Document excerpt:
- Born: January 24, 1895 Paris, France
- Died: October 5, 1919 (aged 24)
- Allegiance: France
- Branch: Artillery Aviation
- Service years: 1914 – ca 1918
- Rank: Sous lieutenant
- Unit: 6c Regiment d'Artilleie Coloniale 107c Regiment d'Artillerie Lourde Escadrille 12 Escadrille 57 Escadrille 172
- Conflicts: World War I

= Marcel Nogues =

WW1 French flying ace

Sous Lieutenant Marcel Joseph Maurice Nogues was a World War I flying ace credited with thirteen aerial victories. He was an ace over enemy observation balloons, as well as enemy airplanes.

==Early life==
Marcel Joseph Maurice Nogues was born on 24 January 1895 in Paris.

== World War I service ==
Nogues joined the artillery on 4 September 1914. After volunteering for pilot's training, he was detached from the artillery to aviation on 24 January 1916. He gained his Military Pilot's Brevet, No. 3486, on 20 May 1916. He then underwent a series of advanced training assignments, at Dijon, Ambrieu, Avord, Cazau, and Pau. On 26 September 1916, he was posted to Escadrille N12 (the 'N' representing Nieuport). On 4 March 1917, he shared a victory with Joseph de Sevin. He scored a second time on 12 April. The next day, Nogues was shot down, probably by Albert Dossenbach of Jasta 36, and fell into the enemy's hands. It did not take him long to escape and rejoin his squadron. He was promoted from Maréchal-des-logis to Adjutant on 20 July 1917 and wounded by shrapnel on 13 August 1917.

Set problem A:
Answer these questions from the Marcel Nogues biography:
(i) How many aerial victories is he credited with?
(ii) Where was he born?
(iii) What was the number of his Military Pilot's Brevet?
Set problem B: Write a continuation of the Marcel Nogues biography that picks up after its final sentence.

Given data:
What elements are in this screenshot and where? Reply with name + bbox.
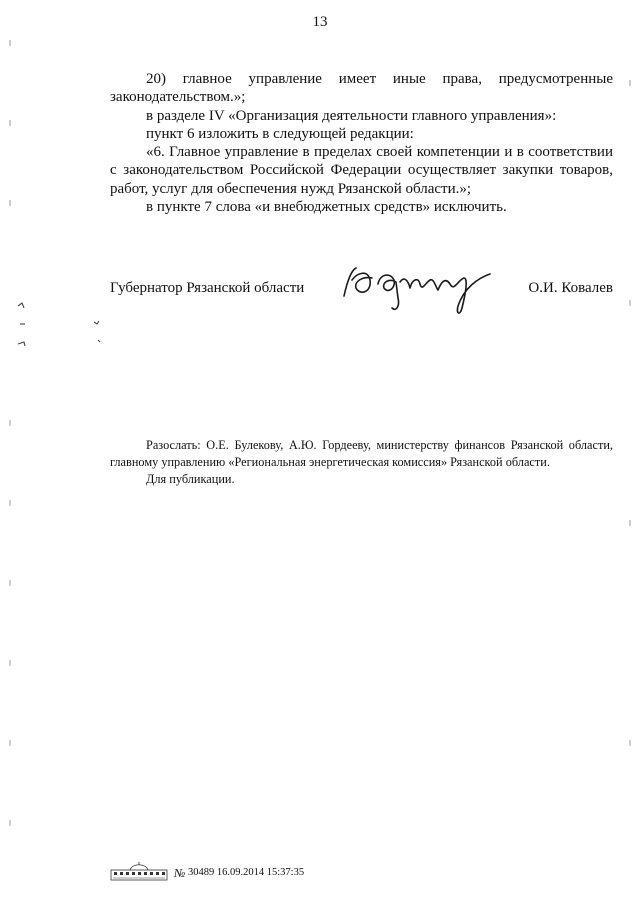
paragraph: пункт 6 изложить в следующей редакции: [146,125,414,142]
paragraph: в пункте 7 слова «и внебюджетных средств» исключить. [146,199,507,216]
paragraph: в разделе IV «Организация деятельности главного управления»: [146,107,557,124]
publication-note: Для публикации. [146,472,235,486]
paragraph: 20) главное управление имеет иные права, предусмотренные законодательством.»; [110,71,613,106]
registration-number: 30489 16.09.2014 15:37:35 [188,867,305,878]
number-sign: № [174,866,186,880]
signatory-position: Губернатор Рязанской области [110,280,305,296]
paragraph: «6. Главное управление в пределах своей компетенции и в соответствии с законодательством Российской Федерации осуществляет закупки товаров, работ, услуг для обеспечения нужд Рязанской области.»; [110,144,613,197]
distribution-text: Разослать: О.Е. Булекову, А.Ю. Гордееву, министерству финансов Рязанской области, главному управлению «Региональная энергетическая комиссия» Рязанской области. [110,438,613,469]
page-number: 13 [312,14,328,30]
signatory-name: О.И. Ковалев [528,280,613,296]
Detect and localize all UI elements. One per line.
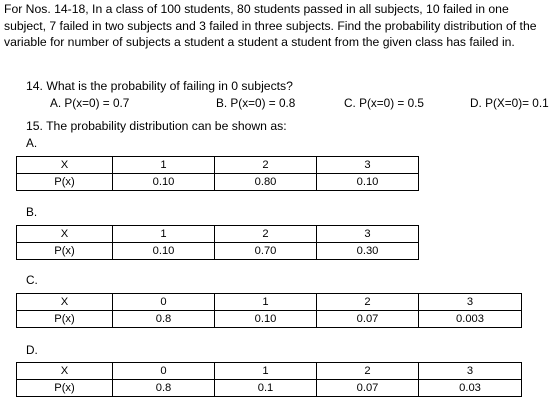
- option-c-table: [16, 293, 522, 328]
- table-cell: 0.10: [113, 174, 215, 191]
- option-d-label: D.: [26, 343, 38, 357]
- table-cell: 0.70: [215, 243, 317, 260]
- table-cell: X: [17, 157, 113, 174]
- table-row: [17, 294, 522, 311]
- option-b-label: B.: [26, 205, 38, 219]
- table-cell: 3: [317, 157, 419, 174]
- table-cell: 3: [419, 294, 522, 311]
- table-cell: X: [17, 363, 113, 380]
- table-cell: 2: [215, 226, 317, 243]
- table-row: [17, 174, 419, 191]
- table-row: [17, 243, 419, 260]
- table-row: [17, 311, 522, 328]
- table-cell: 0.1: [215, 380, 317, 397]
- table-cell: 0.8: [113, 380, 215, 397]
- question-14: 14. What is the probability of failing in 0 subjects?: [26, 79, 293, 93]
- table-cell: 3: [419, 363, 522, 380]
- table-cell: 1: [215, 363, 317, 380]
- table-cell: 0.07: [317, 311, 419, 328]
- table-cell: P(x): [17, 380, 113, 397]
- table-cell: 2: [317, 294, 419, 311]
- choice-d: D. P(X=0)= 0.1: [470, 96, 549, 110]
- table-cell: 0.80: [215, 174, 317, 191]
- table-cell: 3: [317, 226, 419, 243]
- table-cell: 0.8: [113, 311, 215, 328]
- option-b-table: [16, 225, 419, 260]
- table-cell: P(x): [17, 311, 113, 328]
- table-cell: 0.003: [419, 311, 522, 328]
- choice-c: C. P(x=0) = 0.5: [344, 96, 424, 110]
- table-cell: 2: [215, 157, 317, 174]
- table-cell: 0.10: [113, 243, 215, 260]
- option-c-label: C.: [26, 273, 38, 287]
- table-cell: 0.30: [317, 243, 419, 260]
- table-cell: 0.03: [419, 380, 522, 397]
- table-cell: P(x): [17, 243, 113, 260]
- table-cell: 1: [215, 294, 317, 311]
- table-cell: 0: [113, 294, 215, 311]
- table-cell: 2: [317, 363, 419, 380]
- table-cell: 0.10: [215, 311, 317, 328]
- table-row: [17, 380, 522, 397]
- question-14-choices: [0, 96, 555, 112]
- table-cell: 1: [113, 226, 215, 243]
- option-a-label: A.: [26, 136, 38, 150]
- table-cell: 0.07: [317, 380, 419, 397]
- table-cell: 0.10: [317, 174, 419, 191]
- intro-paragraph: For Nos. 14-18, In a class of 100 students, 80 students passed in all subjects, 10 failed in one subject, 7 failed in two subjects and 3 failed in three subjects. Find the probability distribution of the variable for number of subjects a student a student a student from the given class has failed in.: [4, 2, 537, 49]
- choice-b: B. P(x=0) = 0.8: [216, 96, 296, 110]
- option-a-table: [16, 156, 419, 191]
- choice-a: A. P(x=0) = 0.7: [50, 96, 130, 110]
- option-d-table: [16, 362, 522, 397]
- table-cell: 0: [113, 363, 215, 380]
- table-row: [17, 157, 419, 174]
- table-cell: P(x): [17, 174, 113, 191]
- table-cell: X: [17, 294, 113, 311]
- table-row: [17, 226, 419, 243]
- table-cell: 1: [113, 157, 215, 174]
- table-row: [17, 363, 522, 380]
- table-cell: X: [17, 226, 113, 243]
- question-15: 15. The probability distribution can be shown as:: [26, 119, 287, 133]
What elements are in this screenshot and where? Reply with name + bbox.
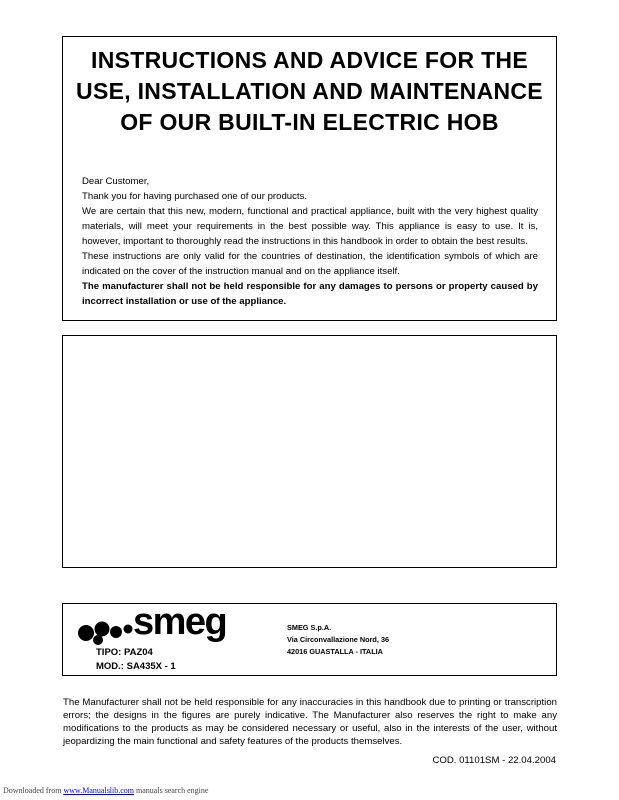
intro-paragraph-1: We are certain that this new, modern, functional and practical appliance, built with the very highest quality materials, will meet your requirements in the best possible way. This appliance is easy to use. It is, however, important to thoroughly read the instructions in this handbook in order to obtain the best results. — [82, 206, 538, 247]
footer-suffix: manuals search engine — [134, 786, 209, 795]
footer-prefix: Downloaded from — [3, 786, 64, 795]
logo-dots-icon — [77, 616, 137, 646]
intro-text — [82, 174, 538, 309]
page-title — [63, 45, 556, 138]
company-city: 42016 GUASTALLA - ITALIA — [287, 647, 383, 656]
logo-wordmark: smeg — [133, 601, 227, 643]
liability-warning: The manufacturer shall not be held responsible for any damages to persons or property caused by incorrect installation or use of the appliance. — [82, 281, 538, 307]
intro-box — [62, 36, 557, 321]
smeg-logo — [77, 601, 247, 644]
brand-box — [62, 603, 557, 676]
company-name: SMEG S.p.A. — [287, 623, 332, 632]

Response A:
(i) Thirteen.
(ii) Paris.
(iii) No. 3486.

Response B:
Upon recovery, he was reassigned to Escadrille Spa 57 as a Spad pilot on 12 April 1918. Nogues was credited with downing an Albatros over Assainvillers on 2 May 1918. He steadily accumulated victories through May and June, mostly solo, though he shared one with Jean Alfred Fraissinet. On 4 July, for his ninth win, he shot down an enemy observation balloon, sharing the win with Andre Petit-Delchet; this victory brought him the Légion d'honneur. On 26 September 1918, Nogues became a balloon buster ace, downing his fifth gasbag for his thirteenth victory.

== Postwar ==
As the war ended, Nogues was transferred to Escadrille 172. Along with his other decorations, he had earned the Croix de Guerre with a minimum of five palmes.

On 5 October 1919, Marcel Nogues died several hours after receiving a blow to the larynx in a rugby match.

== Honors and awards ==
Chevalier de la Légion d'Honneur

"Temporary Sous Lieutenant: pilot of exceptional strength and admirable bravery. He recently downed two enemy planes in flames, reporting therewith his 6th and 7th victories. One wound, Médaille Militaire for feats of war. Five citations."

== Bibliography ==
- Franks, Norman L. R. (1992). "Over the front : a complete record of the fighter aces and units of the United States and French Air Services, 1914-1918"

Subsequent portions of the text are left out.